◆ MATERIAL FOR THIS TASK:
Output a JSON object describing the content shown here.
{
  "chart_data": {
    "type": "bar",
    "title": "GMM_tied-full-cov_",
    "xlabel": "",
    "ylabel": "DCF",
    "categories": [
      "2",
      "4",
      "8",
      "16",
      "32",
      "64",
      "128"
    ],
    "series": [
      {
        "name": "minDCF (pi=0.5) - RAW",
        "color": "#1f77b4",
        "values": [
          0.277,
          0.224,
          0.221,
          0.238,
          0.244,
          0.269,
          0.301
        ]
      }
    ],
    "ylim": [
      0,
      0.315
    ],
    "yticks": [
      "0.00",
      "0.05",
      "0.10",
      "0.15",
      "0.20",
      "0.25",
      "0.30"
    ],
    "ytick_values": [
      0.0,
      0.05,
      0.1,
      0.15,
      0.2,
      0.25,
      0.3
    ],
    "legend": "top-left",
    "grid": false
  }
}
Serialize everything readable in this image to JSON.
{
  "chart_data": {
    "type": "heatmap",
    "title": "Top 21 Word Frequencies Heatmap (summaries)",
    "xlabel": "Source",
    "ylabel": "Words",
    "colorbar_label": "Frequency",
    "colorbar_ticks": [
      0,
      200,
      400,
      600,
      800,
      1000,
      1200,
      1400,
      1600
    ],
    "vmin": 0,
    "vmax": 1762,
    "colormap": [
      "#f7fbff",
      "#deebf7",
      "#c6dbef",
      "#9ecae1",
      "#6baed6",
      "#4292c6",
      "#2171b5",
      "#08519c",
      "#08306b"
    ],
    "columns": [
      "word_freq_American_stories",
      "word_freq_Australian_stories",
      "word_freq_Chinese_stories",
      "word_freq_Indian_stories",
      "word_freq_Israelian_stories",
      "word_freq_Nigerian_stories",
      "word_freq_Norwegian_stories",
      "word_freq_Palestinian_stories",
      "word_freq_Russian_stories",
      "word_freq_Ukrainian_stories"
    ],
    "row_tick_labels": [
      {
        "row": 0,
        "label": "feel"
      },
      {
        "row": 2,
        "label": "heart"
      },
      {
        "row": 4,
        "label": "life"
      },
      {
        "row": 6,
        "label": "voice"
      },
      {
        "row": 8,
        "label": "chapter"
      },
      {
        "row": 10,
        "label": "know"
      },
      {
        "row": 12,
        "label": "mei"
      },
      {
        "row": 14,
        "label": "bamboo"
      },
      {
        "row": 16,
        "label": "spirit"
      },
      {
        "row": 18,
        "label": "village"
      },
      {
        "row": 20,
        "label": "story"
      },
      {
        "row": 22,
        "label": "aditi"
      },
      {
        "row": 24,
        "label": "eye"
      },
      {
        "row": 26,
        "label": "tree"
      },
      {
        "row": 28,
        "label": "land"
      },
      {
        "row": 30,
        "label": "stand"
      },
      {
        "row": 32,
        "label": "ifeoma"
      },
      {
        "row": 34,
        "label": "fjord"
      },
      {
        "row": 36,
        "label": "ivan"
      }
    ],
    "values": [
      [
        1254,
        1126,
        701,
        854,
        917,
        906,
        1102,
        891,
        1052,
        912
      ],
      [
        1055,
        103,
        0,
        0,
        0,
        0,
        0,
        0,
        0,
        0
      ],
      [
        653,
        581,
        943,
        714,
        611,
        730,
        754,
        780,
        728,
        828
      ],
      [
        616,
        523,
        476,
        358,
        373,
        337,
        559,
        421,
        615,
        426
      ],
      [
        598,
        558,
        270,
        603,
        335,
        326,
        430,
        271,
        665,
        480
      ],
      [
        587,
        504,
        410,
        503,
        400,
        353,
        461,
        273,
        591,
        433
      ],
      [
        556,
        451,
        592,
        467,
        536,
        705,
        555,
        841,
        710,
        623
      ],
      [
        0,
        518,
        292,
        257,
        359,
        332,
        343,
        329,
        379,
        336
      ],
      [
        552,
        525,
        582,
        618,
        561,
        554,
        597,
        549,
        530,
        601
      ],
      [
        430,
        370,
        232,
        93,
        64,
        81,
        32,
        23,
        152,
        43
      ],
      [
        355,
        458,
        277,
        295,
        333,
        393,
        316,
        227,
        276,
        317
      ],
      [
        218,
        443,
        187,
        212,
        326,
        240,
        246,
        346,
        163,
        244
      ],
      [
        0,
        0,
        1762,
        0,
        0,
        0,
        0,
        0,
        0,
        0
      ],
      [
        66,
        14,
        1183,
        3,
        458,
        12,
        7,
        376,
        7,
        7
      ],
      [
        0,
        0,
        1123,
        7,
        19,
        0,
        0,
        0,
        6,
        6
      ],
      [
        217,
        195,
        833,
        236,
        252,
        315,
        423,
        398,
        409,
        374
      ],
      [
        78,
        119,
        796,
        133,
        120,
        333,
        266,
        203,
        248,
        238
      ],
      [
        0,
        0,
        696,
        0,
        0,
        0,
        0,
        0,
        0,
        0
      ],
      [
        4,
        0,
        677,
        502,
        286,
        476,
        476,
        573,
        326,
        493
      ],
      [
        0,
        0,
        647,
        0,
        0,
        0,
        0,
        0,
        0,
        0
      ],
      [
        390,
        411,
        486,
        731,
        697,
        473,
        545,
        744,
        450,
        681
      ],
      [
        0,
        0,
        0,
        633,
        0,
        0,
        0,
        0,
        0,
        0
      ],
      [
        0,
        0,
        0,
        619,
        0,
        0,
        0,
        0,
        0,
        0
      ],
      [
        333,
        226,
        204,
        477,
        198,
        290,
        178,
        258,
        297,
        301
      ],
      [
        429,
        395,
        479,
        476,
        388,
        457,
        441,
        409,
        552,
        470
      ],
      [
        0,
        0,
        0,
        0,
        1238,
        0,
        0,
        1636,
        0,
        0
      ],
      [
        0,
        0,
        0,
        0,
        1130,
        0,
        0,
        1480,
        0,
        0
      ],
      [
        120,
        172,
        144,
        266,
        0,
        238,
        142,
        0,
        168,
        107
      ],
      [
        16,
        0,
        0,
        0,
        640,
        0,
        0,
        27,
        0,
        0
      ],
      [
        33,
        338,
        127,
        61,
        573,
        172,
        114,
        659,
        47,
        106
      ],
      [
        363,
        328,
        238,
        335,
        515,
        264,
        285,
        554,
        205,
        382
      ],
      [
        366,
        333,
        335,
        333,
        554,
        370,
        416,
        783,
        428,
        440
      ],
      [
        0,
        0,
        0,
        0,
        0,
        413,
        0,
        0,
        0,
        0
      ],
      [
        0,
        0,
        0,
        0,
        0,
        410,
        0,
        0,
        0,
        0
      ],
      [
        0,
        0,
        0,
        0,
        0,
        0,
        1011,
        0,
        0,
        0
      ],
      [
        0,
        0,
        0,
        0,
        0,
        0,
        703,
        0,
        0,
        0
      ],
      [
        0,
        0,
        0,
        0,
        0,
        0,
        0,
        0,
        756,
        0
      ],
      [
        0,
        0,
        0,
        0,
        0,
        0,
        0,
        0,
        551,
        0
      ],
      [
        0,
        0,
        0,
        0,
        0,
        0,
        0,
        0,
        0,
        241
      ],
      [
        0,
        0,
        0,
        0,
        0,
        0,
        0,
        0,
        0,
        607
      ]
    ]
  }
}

◆ EXERCISE PROMPT: Set down the entries verbatim, leaving none out.

◆ REPLY TO THE TASK:
Output a JSON object describing the content shown here.
{
  "chart_data": {
    "type": "bar",
    "title": "GMM_tied-full-cov_",
    "xlabel": "",
    "ylabel": "DCF",
    "categories": [
      "2",
      "4",
      "8",
      "16",
      "32",
      "64",
      "128"
    ],
    "series": [
      {
        "name": "minDCF (pi=0.5) - RAW",
        "color": "#1f77b4",
        "values": [
          0.277,
          0.224,
          0.221,
          0.238,
          0.244,
          0.269,
          0.301
        ]
      }
    ],
    "ylim": [
      0,
      0.315
    ],
    "yticks": [
      "0.00",
      "0.05",
      "0.10",
      "0.15",
      "0.20",
      "0.25",
      "0.30"
    ],
    "ytick_values": [
      0.0,
      0.05,
      0.1,
      0.15,
      0.2,
      0.25,
      0.3
    ],
    "legend": "top-left",
    "grid": false
  }
}
Serialize everything readable in this image to JSON.
{
  "chart_data": {
    "type": "heatmap",
    "title": "Top 21 Word Frequencies Heatmap (summaries)",
    "xlabel": "Source",
    "ylabel": "Words",
    "colorbar_label": "Frequency",
    "colorbar_ticks": [
      0,
      200,
      400,
      600,
      800,
      1000,
      1200,
      1400,
      1600
    ],
    "vmin": 0,
    "vmax": 1762,
    "colormap": [
      "#f7fbff",
      "#deebf7",
      "#c6dbef",
      "#9ecae1",
      "#6baed6",
      "#4292c6",
      "#2171b5",
      "#08519c",
      "#08306b"
    ],
    "columns": [
      "word_freq_American_stories",
      "word_freq_Australian_stories",
      "word_freq_Chinese_stories",
      "word_freq_Indian_stories",
      "word_freq_Israelian_stories",
      "word_freq_Nigerian_stories",
      "word_freq_Norwegian_stories",
      "word_freq_Palestinian_stories",
      "word_freq_Russian_stories",
      "word_freq_Ukrainian_stories"
    ],
    "row_tick_labels": [
      {
        "row": 0,
        "label": "feel"
      },
      {
        "row": 2,
        "label": "heart"
      },
      {
        "row": 4,
        "label": "life"
      },
      {
        "row": 6,
        "label": "voice"
      },
      {
        "row": 8,
        "label": "chapter"
      },
      {
        "row": 10,
        "label": "know"
      },
      {
        "row": 12,
        "label": "mei"
      },
      {
        "row": 14,
        "label": "bamboo"
      },
      {
        "row": 16,
        "label": "spirit"
      },
      {
        "row": 18,
        "label": "village"
      },
      {
        "row": 20,
        "label": "story"
      },
      {
        "row": 22,
        "label": "aditi"
      },
      {
        "row": 24,
        "label": "eye"
      },
      {
        "row": 26,
        "label": "tree"
      },
      {
        "row": 28,
        "label": "land"
      },
      {
        "row": 30,
        "label": "stand"
      },
      {
        "row": 32,
        "label": "ifeoma"
      },
      {
        "row": 34,
        "label": "fjord"
      },
      {
        "row": 36,
        "label": "ivan"
      }
    ],
    "values": [
      [
        1254,
        1126,
        701,
        854,
        917,
        906,
        1102,
        891,
        1052,
        912
      ],
      [
        1055,
        103,
        0,
        0,
        0,
        0,
        0,
        0,
        0,
        0
      ],
      [
        653,
        581,
        943,
        714,
        611,
        730,
        754,
        780,
        728,
        828
      ],
      [
        616,
        523,
        476,
        358,
        373,
        337,
        559,
        421,
        615,
        426
      ],
      [
        598,
        558,
        270,
        603,
        335,
        326,
        430,
        271,
        665,
        480
      ],
      [
        587,
        504,
        410,
        503,
        400,
        353,
        461,
        273,
        591,
        433
      ],
      [
        556,
        451,
        592,
        467,
        536,
        705,
        555,
        841,
        710,
        623
      ],
      [
        0,
        518,
        292,
        257,
        359,
        332,
        343,
        329,
        379,
        336
      ],
      [
        552,
        525,
        582,
        618,
        561,
        554,
        597,
        549,
        530,
        601
      ],
      [
        430,
        370,
        232,
        93,
        64,
        81,
        32,
        23,
        152,
        43
      ],
      [
        355,
        458,
        277,
        295,
        333,
        393,
        316,
        227,
        276,
        317
      ],
      [
        218,
        443,
        187,
        212,
        326,
        240,
        246,
        346,
        163,
        244
      ],
      [
        0,
        0,
        1762,
        0,
        0,
        0,
        0,
        0,
        0,
        0
      ],
      [
        66,
        14,
        1183,
        3,
        458,
        12,
        7,
        376,
        7,
        7
      ],
      [
        0,
        0,
        1123,
        7,
        19,
        0,
        0,
        0,
        6,
        6
      ],
      [
        217,
        195,
        833,
        236,
        252,
        315,
        423,
        398,
        409,
        374
      ],
      [
        78,
        119,
        796,
        133,
        120,
        333,
        266,
        203,
        248,
        238
      ],
      [
        0,
        0,
        696,
        0,
        0,
        0,
        0,
        0,
        0,
        0
      ],
      [
        4,
        0,
        677,
        502,
        286,
        476,
        476,
        573,
        326,
        493
      ],
      [
        0,
        0,
        647,
        0,
        0,
        0,
        0,
        0,
        0,
        0
      ],
      [
        390,
        411,
        486,
        731,
        697,
        473,
        545,
        744,
        450,
        681
      ],
      [
        0,
        0,
        0,
        633,
        0,
        0,
        0,
        0,
        0,
        0
      ],
      [
        0,
        0,
        0,
        619,
        0,
        0,
        0,
        0,
        0,
        0
      ],
      [
        333,
        226,
        204,
        477,
        198,
        290,
        178,
        258,
        297,
        301
      ],
      [
        429,
        395,
        479,
        476,
        388,
        457,
        441,
        409,
        552,
        470
      ],
      [
        0,
        0,
        0,
        0,
        1238,
        0,
        0,
        1636,
        0,
        0
      ],
      [
        0,
        0,
        0,
        0,
        1130,
        0,
        0,
        1480,
        0,
        0
      ],
      [
        120,
        172,
        144,
        266,
        0,
        238,
        142,
        0,
        168,
        107
      ],
      [
        16,
        0,
        0,
        0,
        640,
        0,
        0,
        27,
        0,
        0
      ],
      [
        33,
        338,
        127,
        61,
        573,
        172,
        114,
        659,
        47,
        106
      ],
      [
        363,
        328,
        238,
        335,
        515,
        264,
        285,
        554,
        205,
        382
      ],
      [
        366,
        333,
        335,
        333,
        554,
        370,
        416,
        783,
        428,
        440
      ],
      [
        0,
        0,
        0,
        0,
        0,
        413,
        0,
        0,
        0,
        0
      ],
      [
        0,
        0,
        0,
        0,
        0,
        410,
        0,
        0,
        0,
        0
      ],
      [
        0,
        0,
        0,
        0,
        0,
        0,
        1011,
        0,
        0,
        0
      ],
      [
        0,
        0,
        0,
        0,
        0,
        0,
        703,
        0,
        0,
        0
      ],
      [
        0,
        0,
        0,
        0,
        0,
        0,
        0,
        0,
        756,
        0
      ],
      [
        0,
        0,
        0,
        0,
        0,
        0,
        0,
        0,
        551,
        0
      ],
      [
        0,
        0,
        0,
        0,
        0,
        0,
        0,
        0,
        0,
        241
      ],
      [
        0,
        0,
        0,
        0,
        0,
        0,
        0,
        0,
        0,
        607
      ]
    ]
  }
}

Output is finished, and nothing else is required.